TASK MATERIAL –
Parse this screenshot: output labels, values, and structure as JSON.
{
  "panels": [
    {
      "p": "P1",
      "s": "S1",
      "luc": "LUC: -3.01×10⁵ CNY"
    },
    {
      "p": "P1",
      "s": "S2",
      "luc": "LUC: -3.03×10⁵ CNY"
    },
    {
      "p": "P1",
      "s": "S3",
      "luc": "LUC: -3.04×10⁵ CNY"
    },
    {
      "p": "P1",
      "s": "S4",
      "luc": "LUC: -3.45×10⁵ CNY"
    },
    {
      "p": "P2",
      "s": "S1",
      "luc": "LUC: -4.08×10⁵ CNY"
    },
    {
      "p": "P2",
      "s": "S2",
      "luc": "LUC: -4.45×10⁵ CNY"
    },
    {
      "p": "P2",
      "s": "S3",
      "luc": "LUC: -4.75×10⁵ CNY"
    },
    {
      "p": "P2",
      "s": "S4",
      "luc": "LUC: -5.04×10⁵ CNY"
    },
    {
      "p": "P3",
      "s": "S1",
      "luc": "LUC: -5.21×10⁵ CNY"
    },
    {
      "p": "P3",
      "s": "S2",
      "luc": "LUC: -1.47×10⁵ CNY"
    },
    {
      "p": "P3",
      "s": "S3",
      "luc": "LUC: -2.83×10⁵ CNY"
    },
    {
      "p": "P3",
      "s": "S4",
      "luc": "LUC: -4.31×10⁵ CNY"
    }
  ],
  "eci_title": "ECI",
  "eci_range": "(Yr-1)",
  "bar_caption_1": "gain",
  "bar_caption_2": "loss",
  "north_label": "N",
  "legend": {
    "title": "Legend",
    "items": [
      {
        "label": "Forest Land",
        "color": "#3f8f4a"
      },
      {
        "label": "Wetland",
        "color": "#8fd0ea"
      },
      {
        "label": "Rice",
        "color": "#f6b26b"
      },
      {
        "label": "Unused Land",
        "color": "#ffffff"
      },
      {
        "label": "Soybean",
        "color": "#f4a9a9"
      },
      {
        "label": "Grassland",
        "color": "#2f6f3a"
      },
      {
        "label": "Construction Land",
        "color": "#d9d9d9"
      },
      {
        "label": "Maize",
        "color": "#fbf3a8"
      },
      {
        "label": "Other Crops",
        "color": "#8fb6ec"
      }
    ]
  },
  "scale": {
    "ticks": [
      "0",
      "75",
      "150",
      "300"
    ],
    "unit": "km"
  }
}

WHAT THIS TASK INVOLVES – Give all the records again. Match them exactly.

REPLY TO THE EXERCISE –
Parse this screenshot: output labels, values, and structure as JSON.
{
  "panels": [
    {
      "p": "P1",
      "s": "S1",
      "luc": "LUC: -3.01×10⁵ CNY"
    },
    {
      "p": "P1",
      "s": "S2",
      "luc": "LUC: -3.03×10⁵ CNY"
    },
    {
      "p": "P1",
      "s": "S3",
      "luc": "LUC: -3.04×10⁵ CNY"
    },
    {
      "p": "P1",
      "s": "S4",
      "luc": "LUC: -3.45×10⁵ CNY"
    },
    {
      "p": "P2",
      "s": "S1",
      "luc": "LUC: -4.08×10⁵ CNY"
    },
    {
      "p": "P2",
      "s": "S2",
      "luc": "LUC: -4.45×10⁵ CNY"
    },
    {
      "p": "P2",
      "s": "S3",
      "luc": "LUC: -4.75×10⁵ CNY"
    },
    {
      "p": "P2",
      "s": "S4",
      "luc": "LUC: -5.04×10⁵ CNY"
    },
    {
      "p": "P3",
      "s": "S1",
      "luc": "LUC: -5.21×10⁵ CNY"
    },
    {
      "p": "P3",
      "s": "S2",
      "luc": "LUC: -1.47×10⁵ CNY"
    },
    {
      "p": "P3",
      "s": "S3",
      "luc": "LUC: -2.83×10⁵ CNY"
    },
    {
      "p": "P3",
      "s": "S4",
      "luc": "LUC: -4.31×10⁵ CNY"
    }
  ],
  "eci_title": "ECI",
  "eci_range": "(Yr-1)",
  "bar_caption_1": "gain",
  "bar_caption_2": "loss",
  "north_label": "N",
  "legend": {
    "title": "Legend",
    "items": [
      {
        "label": "Forest Land",
        "color": "#3f8f4a"
      },
      {
        "label": "Wetland",
        "color": "#8fd0ea"
      },
      {
        "label": "Rice",
        "color": "#f6b26b"
      },
      {
        "label": "Unused Land",
        "color": "#ffffff"
      },
      {
        "label": "Soybean",
        "color": "#f4a9a9"
      },
      {
        "label": "Grassland",
        "color": "#2f6f3a"
      },
      {
        "label": "Construction Land",
        "color": "#d9d9d9"
      },
      {
        "label": "Maize",
        "color": "#fbf3a8"
      },
      {
        "label": "Other Crops",
        "color": "#8fb6ec"
      }
    ]
  },
  "scale": {
    "ticks": [
      "0",
      "75",
      "150",
      "300"
    ],
    "unit": "km"
  }
}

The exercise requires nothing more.